*Problem to solve*
Search the records that follow and extract every line containing the string "document".

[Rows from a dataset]

- - -

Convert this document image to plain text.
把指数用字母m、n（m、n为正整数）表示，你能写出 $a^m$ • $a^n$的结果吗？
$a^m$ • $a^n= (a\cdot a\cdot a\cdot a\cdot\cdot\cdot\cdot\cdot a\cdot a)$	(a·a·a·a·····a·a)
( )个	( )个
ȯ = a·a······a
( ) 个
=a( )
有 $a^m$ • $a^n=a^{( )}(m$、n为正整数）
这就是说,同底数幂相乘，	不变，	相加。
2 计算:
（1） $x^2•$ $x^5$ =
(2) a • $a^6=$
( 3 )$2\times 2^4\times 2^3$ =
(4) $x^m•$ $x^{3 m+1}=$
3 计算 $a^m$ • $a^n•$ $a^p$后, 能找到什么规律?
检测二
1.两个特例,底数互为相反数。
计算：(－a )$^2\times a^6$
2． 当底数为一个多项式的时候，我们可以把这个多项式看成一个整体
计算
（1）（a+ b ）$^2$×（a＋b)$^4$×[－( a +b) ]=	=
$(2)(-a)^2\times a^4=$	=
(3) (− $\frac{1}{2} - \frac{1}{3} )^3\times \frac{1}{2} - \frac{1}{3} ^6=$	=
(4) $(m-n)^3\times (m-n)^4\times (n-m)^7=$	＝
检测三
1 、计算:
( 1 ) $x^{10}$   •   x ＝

- - -

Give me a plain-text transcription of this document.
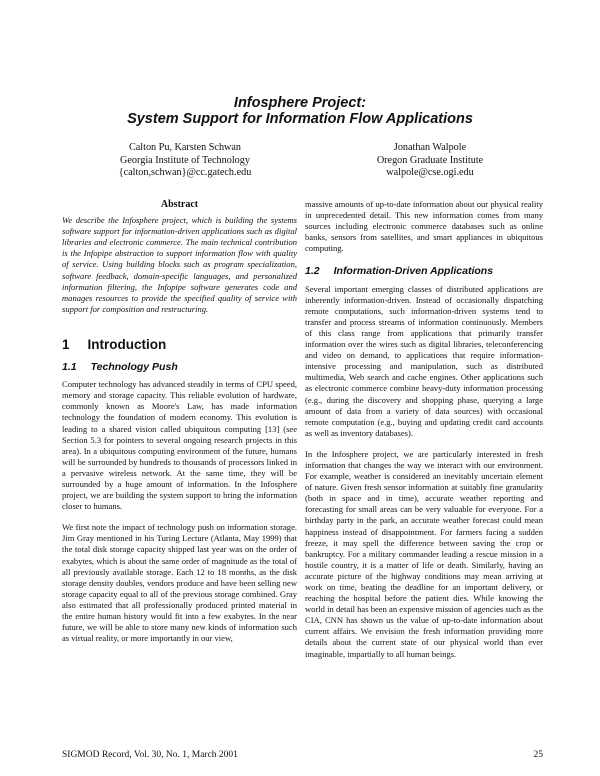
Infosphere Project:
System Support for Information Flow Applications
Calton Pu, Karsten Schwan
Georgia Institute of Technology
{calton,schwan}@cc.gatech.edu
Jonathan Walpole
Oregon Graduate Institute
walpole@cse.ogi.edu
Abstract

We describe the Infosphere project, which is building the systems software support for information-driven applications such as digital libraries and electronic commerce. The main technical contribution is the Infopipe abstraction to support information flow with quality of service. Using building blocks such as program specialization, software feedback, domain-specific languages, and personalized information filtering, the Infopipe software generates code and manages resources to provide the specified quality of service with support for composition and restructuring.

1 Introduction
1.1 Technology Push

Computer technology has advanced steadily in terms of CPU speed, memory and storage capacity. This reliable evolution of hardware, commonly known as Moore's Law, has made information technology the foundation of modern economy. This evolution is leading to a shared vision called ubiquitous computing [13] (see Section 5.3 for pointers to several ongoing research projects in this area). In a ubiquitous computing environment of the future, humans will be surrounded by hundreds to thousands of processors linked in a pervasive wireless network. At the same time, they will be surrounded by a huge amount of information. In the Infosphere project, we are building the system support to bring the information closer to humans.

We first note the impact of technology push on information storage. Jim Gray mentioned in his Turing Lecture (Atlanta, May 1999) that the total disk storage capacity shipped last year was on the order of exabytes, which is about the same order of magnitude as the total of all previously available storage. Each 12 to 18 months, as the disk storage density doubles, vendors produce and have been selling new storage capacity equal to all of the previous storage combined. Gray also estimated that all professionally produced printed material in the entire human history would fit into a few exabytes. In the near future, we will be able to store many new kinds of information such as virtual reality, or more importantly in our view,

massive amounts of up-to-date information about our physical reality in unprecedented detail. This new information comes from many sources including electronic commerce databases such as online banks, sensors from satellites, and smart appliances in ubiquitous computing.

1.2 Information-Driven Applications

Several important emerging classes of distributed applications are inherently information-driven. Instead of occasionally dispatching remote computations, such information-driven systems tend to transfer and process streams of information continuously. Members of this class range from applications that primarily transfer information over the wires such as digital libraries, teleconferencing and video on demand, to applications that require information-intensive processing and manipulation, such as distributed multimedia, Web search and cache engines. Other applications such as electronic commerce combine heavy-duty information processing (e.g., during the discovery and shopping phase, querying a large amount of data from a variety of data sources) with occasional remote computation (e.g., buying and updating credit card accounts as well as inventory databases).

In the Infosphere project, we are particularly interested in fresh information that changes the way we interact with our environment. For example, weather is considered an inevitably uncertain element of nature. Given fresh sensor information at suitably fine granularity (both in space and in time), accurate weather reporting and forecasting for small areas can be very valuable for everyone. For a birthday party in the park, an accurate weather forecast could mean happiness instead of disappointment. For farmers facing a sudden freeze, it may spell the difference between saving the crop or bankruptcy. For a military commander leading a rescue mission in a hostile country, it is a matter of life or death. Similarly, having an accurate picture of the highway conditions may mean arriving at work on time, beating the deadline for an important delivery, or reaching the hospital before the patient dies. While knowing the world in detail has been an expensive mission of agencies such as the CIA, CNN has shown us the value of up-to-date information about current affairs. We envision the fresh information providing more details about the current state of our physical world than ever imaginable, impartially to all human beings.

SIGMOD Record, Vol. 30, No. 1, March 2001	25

- - -

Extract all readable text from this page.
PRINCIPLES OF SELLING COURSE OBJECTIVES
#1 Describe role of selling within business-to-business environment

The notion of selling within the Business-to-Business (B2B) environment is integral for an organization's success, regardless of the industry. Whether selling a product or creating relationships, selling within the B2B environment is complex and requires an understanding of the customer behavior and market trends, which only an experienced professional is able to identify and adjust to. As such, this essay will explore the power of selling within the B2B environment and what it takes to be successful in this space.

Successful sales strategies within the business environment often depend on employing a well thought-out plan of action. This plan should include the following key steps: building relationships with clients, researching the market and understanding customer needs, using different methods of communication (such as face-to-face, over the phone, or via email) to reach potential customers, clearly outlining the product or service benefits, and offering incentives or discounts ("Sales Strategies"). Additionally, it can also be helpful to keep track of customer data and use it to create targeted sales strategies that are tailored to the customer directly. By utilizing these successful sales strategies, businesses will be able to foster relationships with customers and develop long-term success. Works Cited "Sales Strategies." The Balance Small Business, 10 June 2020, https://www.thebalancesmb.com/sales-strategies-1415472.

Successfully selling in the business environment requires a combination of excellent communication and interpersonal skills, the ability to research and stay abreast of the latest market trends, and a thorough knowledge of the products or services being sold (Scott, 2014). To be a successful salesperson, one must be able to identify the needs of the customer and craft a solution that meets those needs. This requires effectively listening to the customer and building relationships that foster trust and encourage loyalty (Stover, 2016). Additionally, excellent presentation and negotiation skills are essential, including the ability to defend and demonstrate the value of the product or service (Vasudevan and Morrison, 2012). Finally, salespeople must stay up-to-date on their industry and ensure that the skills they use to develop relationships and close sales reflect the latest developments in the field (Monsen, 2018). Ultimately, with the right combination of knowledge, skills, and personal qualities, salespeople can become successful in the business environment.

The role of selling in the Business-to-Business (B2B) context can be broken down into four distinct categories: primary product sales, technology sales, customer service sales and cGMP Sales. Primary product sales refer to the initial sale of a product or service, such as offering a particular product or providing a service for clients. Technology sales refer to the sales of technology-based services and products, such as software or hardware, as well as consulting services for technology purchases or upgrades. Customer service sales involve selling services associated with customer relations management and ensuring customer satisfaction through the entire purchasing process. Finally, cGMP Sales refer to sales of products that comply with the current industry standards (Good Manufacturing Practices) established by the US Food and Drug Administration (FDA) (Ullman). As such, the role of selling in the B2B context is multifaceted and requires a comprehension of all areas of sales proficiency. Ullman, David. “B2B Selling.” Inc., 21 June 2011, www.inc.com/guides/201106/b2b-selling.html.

- - -

*Reply*
Convert this document image to plain text.
Give me a plain-text transcription of this document.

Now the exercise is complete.